→ Problem to work on
Print all of the entries exactly, minus the pictures.

start

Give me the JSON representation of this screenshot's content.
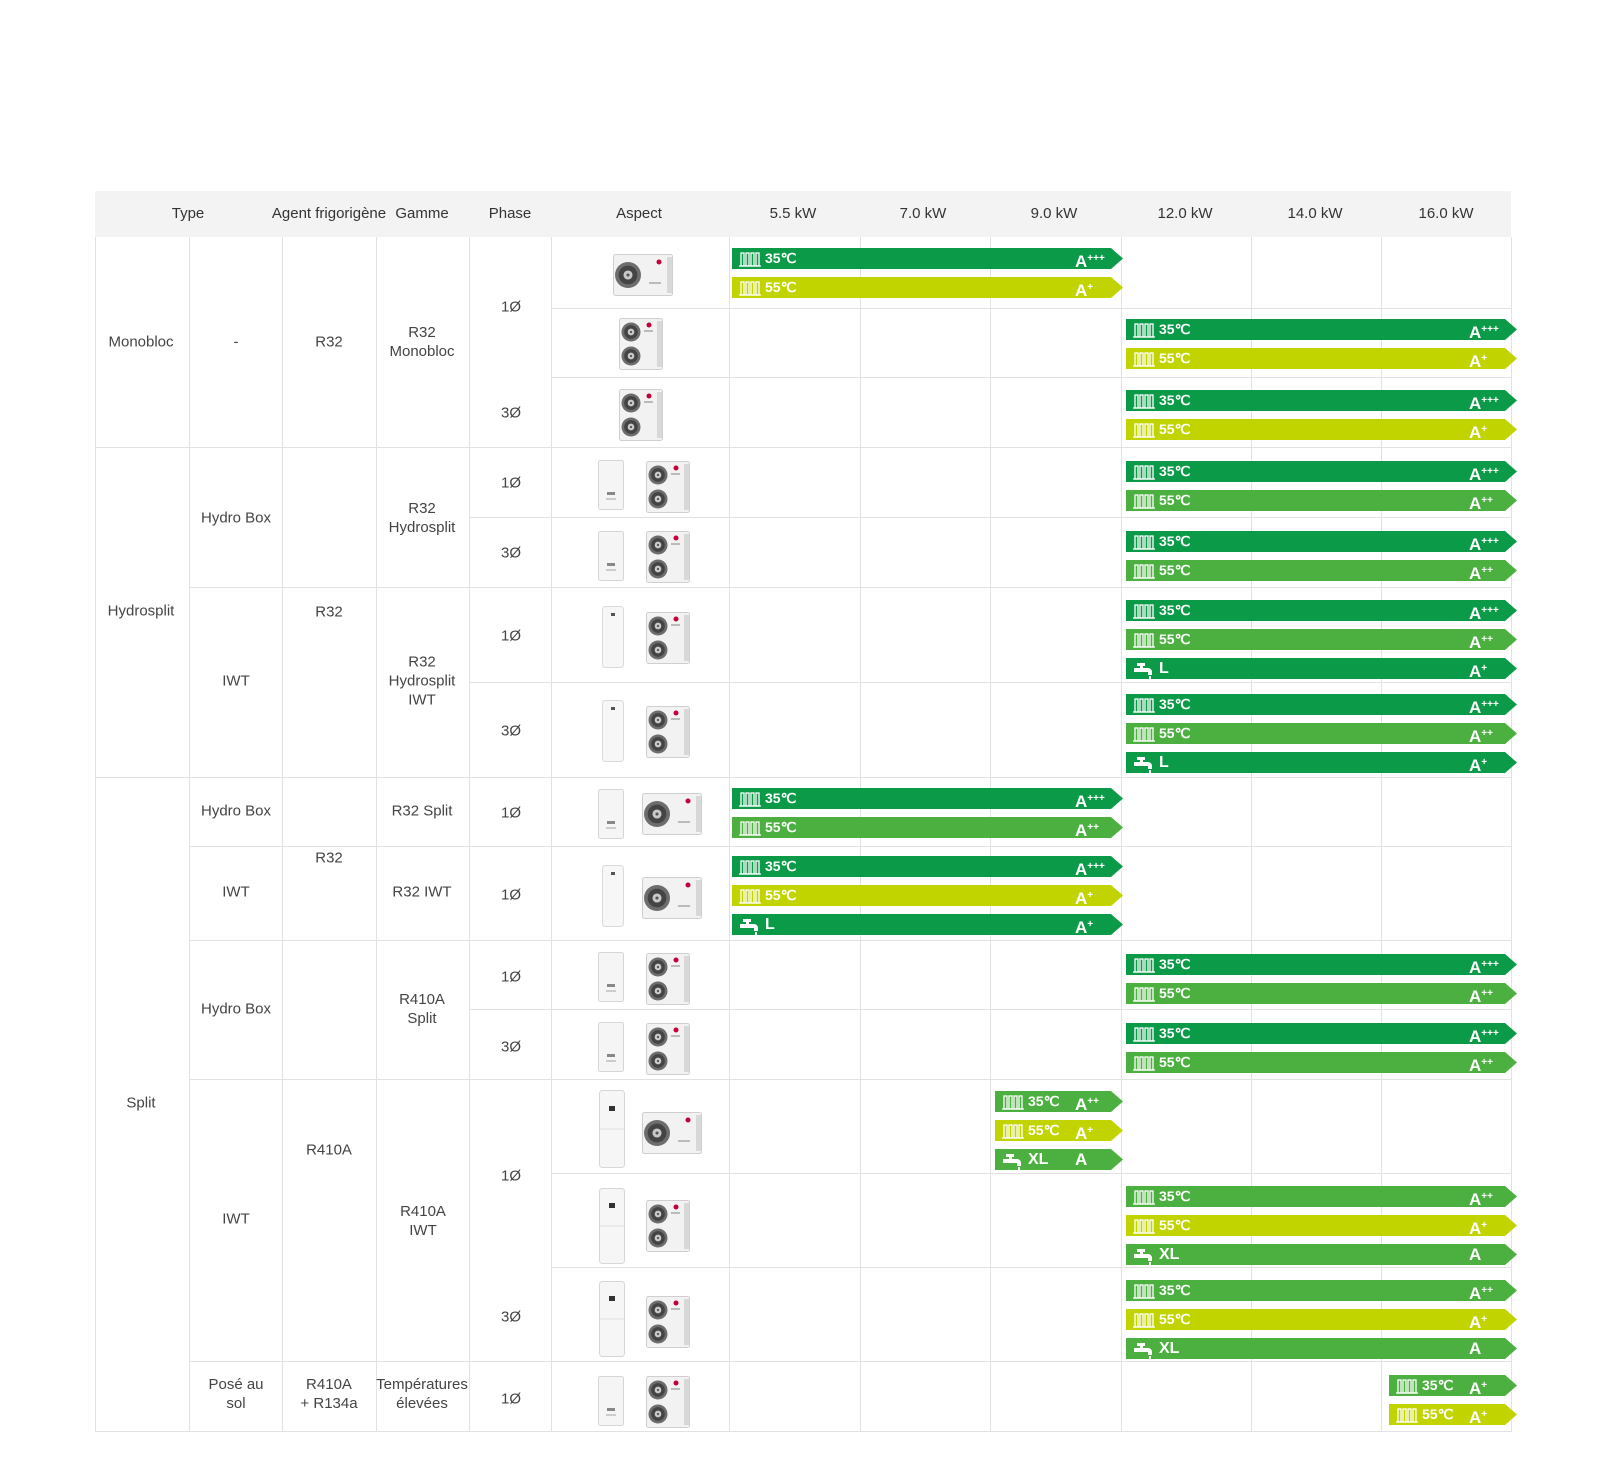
{
  "colors": {
    "dark_green": "#0a9a48",
    "mid_green": "#4bb03f",
    "yellow_green": "#c2d400",
    "header_bg": "#f3f3f3",
    "grid": "#e2e2e2"
  },
  "header": {
    "type": "Type",
    "refrigerant": "Agent frigorigène",
    "range": "Gamme",
    "phase": "Phase",
    "aspect": "Aspect",
    "powers": [
      "5.5 kW",
      "7.0 kW",
      "9.0 kW",
      "12.0 kW",
      "14.0 kW",
      "16.0 kW"
    ]
  },
  "groups": {
    "monobloc": "Monobloc",
    "hydrosplit": "Hydrosplit",
    "split": "Split"
  },
  "subtypes": {
    "dash": "-",
    "hydro_box_1": "Hydro Box",
    "iwt_1": "IWT",
    "hydro_box_2": "Hydro Box",
    "iwt_2": "IWT",
    "hydro_box_3": "Hydro Box",
    "iwt_3": "IWT",
    "floor_1": "Posé au",
    "floor_2": "sol"
  },
  "refrigerants": {
    "r32_a": "R32",
    "r32_b": "R32",
    "r32_c": "R32",
    "r410a": "R410A",
    "r410a_mix_1": "R410A",
    "r410a_mix_2": "+ R134a"
  },
  "ranges": {
    "r32_monobloc_1": "R32",
    "r32_monobloc_2": "Monobloc",
    "r32_hydrosplit_1": "R32",
    "r32_hydrosplit_2": "Hydrosplit",
    "r32_hs_iwt_1": "R32",
    "r32_hs_iwt_2": "Hydrosplit",
    "r32_hs_iwt_3": "IWT",
    "r32_split": "R32 Split",
    "r32_iwt": "R32 IWT",
    "r410a_split_1": "R410A",
    "r410a_split_2": "Split",
    "r410a_iwt_1": "R410A",
    "r410a_iwt_2": "IWT",
    "high_temp_1": "Températures",
    "high_temp_2": "élevées"
  },
  "phases": [
    "1Ø",
    "3Ø",
    "1Ø",
    "3Ø",
    "1Ø",
    "3Ø",
    "1Ø",
    "1Ø",
    "1Ø",
    "3Ø",
    "1Ø",
    "3Ø",
    "1Ø"
  ],
  "ratings": [
    {
      "span": "5.5–9.0 kW",
      "labels": [
        [
          "35℃",
          "A+++"
        ],
        [
          "55℃",
          "A+"
        ]
      ]
    },
    {
      "span": "12.0–16.0 kW",
      "labels": [
        [
          "35℃",
          "A+++"
        ],
        [
          "55℃",
          "A+"
        ]
      ]
    },
    {
      "span": "12.0–16.0 kW",
      "labels": [
        [
          "35℃",
          "A+++"
        ],
        [
          "55℃",
          "A+"
        ]
      ]
    },
    {
      "span": "12.0–16.0 kW",
      "labels": [
        [
          "35℃",
          "A+++"
        ],
        [
          "55℃",
          "A++"
        ]
      ]
    },
    {
      "span": "12.0–16.0 kW",
      "labels": [
        [
          "35℃",
          "A+++"
        ],
        [
          "55℃",
          "A++"
        ]
      ]
    },
    {
      "span": "12.0–16.0 kW",
      "labels": [
        [
          "35℃",
          "A+++"
        ],
        [
          "55℃",
          "A++"
        ],
        [
          "L",
          "A+"
        ]
      ]
    },
    {
      "span": "12.0–16.0 kW",
      "labels": [
        [
          "35℃",
          "A+++"
        ],
        [
          "55℃",
          "A++"
        ],
        [
          "L",
          "A+"
        ]
      ]
    },
    {
      "span": "5.5–9.0 kW",
      "labels": [
        [
          "35℃",
          "A+++"
        ],
        [
          "55℃",
          "A++"
        ]
      ]
    },
    {
      "span": "5.5–9.0 kW",
      "labels": [
        [
          "35℃",
          "A+++"
        ],
        [
          "55℃",
          "A+"
        ],
        [
          "L",
          "A+"
        ]
      ]
    },
    {
      "span": "12.0–16.0 kW",
      "labels": [
        [
          "35℃",
          "A+++"
        ],
        [
          "55℃",
          "A++"
        ]
      ]
    },
    {
      "span": "12.0–16.0 kW",
      "labels": [
        [
          "35℃",
          "A+++"
        ],
        [
          "55℃",
          "A++"
        ]
      ]
    },
    {
      "span": "9.0 kW",
      "labels": [
        [
          "35℃",
          "A++"
        ],
        [
          "55℃",
          "A+"
        ],
        [
          "XL",
          "A"
        ]
      ]
    },
    {
      "span": "12.0–16.0 kW",
      "labels": [
        [
          "35℃",
          "A++"
        ],
        [
          "55℃",
          "A+"
        ],
        [
          "XL",
          "A"
        ]
      ]
    },
    {
      "span": "12.0–16.0 kW",
      "labels": [
        [
          "35℃",
          "A++"
        ],
        [
          "55℃",
          "A+"
        ],
        [
          "XL",
          "A"
        ]
      ]
    },
    {
      "span": "16.0 kW",
      "labels": [
        [
          "35℃",
          "A+"
        ],
        [
          "55℃",
          "A+"
        ]
      ]
    }
  ]
}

end

→ Exercise result
Give me the JSON representation of this screenshot's content.
{
  "colors": {
    "dark_green": "#0a9a48",
    "mid_green": "#4bb03f",
    "yellow_green": "#c2d400",
    "header_bg": "#f3f3f3",
    "grid": "#e2e2e2"
  },
  "header": {
    "type": "Type",
    "refrigerant": "Agent frigorigène",
    "range": "Gamme",
    "phase": "Phase",
    "aspect": "Aspect",
    "powers": [
      "5.5 kW",
      "7.0 kW",
      "9.0 kW",
      "12.0 kW",
      "14.0 kW",
      "16.0 kW"
    ]
  },
  "groups": {
    "monobloc": "Monobloc",
    "hydrosplit": "Hydrosplit",
    "split": "Split"
  },
  "subtypes": {
    "dash": "-",
    "hydro_box_1": "Hydro Box",
    "iwt_1": "IWT",
    "hydro_box_2": "Hydro Box",
    "iwt_2": "IWT",
    "hydro_box_3": "Hydro Box",
    "iwt_3": "IWT",
    "floor_1": "Posé au",
    "floor_2": "sol"
  },
  "refrigerants": {
    "r32_a": "R32",
    "r32_b": "R32",
    "r32_c": "R32",
    "r410a": "R410A",
    "r410a_mix_1": "R410A",
    "r410a_mix_2": "+ R134a"
  },
  "ranges": {
    "r32_monobloc_1": "R32",
    "r32_monobloc_2": "Monobloc",
    "r32_hydrosplit_1": "R32",
    "r32_hydrosplit_2": "Hydrosplit",
    "r32_hs_iwt_1": "R32",
    "r32_hs_iwt_2": "Hydrosplit",
    "r32_hs_iwt_3": "IWT",
    "r32_split": "R32 Split",
    "r32_iwt": "R32 IWT",
    "r410a_split_1": "R410A",
    "r410a_split_2": "Split",
    "r410a_iwt_1": "R410A",
    "r410a_iwt_2": "IWT",
    "high_temp_1": "Températures",
    "high_temp_2": "élevées"
  },
  "phases": [
    "1Ø",
    "3Ø",
    "1Ø",
    "3Ø",
    "1Ø",
    "3Ø",
    "1Ø",
    "1Ø",
    "1Ø",
    "3Ø",
    "1Ø",
    "3Ø",
    "1Ø"
  ],
  "ratings": [
    {
      "span": "5.5–9.0 kW",
      "labels": [
        [
          "35℃",
          "A+++"
        ],
        [
          "55℃",
          "A+"
        ]
      ]
    },
    {
      "span": "12.0–16.0 kW",
      "labels": [
        [
          "35℃",
          "A+++"
        ],
        [
          "55℃",
          "A+"
        ]
      ]
    },
    {
      "span": "12.0–16.0 kW",
      "labels": [
        [
          "35℃",
          "A+++"
        ],
        [
          "55℃",
          "A+"
        ]
      ]
    },
    {
      "span": "12.0–16.0 kW",
      "labels": [
        [
          "35℃",
          "A+++"
        ],
        [
          "55℃",
          "A++"
        ]
      ]
    },
    {
      "span": "12.0–16.0 kW",
      "labels": [
        [
          "35℃",
          "A+++"
        ],
        [
          "55℃",
          "A++"
        ]
      ]
    },
    {
      "span": "12.0–16.0 kW",
      "labels": [
        [
          "35℃",
          "A+++"
        ],
        [
          "55℃",
          "A++"
        ],
        [
          "L",
          "A+"
        ]
      ]
    },
    {
      "span": "12.0–16.0 kW",
      "labels": [
        [
          "35℃",
          "A+++"
        ],
        [
          "55℃",
          "A++"
        ],
        [
          "L",
          "A+"
        ]
      ]
    },
    {
      "span": "5.5–9.0 kW",
      "labels": [
        [
          "35℃",
          "A+++"
        ],
        [
          "55℃",
          "A++"
        ]
      ]
    },
    {
      "span": "5.5–9.0 kW",
      "labels": [
        [
          "35℃",
          "A+++"
        ],
        [
          "55℃",
          "A+"
        ],
        [
          "L",
          "A+"
        ]
      ]
    },
    {
      "span": "12.0–16.0 kW",
      "labels": [
        [
          "35℃",
          "A+++"
        ],
        [
          "55℃",
          "A++"
        ]
      ]
    },
    {
      "span": "12.0–16.0 kW",
      "labels": [
        [
          "35℃",
          "A+++"
        ],
        [
          "55℃",
          "A++"
        ]
      ]
    },
    {
      "span": "9.0 kW",
      "labels": [
        [
          "35℃",
          "A++"
        ],
        [
          "55℃",
          "A+"
        ],
        [
          "XL",
          "A"
        ]
      ]
    },
    {
      "span": "12.0–16.0 kW",
      "labels": [
        [
          "35℃",
          "A++"
        ],
        [
          "55℃",
          "A+"
        ],
        [
          "XL",
          "A"
        ]
      ]
    },
    {
      "span": "12.0–16.0 kW",
      "labels": [
        [
          "35℃",
          "A++"
        ],
        [
          "55℃",
          "A+"
        ],
        [
          "XL",
          "A"
        ]
      ]
    },
    {
      "span": "16.0 kW",
      "labels": [
        [
          "35℃",
          "A+"
        ],
        [
          "55℃",
          "A+"
        ]
      ]
    }
  ]
}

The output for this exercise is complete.